TASK DETAILS — Copy every line of the records below that holds the word "this".
□ □ □ □ □
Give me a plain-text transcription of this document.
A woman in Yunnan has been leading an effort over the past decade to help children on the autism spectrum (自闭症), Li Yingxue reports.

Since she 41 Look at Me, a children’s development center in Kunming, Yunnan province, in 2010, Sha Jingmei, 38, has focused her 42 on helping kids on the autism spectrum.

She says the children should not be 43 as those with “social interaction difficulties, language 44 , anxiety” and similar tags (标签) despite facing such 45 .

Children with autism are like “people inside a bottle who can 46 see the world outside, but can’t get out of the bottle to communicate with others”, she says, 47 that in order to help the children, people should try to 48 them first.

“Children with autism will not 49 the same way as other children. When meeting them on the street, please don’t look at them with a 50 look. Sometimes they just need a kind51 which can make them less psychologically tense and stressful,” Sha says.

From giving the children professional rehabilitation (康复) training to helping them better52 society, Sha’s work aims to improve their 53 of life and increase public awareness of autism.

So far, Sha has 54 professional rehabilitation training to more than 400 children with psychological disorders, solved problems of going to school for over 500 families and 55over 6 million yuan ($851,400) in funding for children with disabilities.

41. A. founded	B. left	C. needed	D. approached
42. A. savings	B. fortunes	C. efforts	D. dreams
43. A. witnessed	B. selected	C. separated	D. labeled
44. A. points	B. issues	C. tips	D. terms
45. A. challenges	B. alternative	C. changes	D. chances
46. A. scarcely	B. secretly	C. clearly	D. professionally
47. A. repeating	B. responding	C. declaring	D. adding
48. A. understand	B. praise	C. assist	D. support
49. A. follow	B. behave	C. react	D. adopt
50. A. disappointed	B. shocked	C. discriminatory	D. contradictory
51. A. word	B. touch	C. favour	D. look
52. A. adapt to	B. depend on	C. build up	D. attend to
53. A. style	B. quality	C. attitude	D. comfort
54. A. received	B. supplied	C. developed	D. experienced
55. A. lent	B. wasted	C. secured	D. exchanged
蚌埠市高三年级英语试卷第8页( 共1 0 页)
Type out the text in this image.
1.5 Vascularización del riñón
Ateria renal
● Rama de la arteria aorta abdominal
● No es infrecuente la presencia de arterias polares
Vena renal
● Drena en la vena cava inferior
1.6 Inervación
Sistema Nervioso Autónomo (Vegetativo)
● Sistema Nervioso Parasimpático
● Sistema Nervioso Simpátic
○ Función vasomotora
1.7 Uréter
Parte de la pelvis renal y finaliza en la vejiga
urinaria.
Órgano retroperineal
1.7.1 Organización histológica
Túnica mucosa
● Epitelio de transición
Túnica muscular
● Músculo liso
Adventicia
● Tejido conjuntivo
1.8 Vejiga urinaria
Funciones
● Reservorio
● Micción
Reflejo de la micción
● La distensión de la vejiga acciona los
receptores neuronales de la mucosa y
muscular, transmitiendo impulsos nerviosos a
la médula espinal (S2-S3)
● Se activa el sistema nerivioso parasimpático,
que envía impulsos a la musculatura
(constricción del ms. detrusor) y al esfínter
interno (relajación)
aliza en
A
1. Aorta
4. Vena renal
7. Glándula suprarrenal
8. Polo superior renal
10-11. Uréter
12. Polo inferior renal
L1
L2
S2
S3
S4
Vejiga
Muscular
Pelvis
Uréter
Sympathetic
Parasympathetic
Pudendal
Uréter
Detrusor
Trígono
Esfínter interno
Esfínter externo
□ □ □ □ □
RESPONSE BELOW —
Give me a plain-text transcription of this document.
Type out the text in this image.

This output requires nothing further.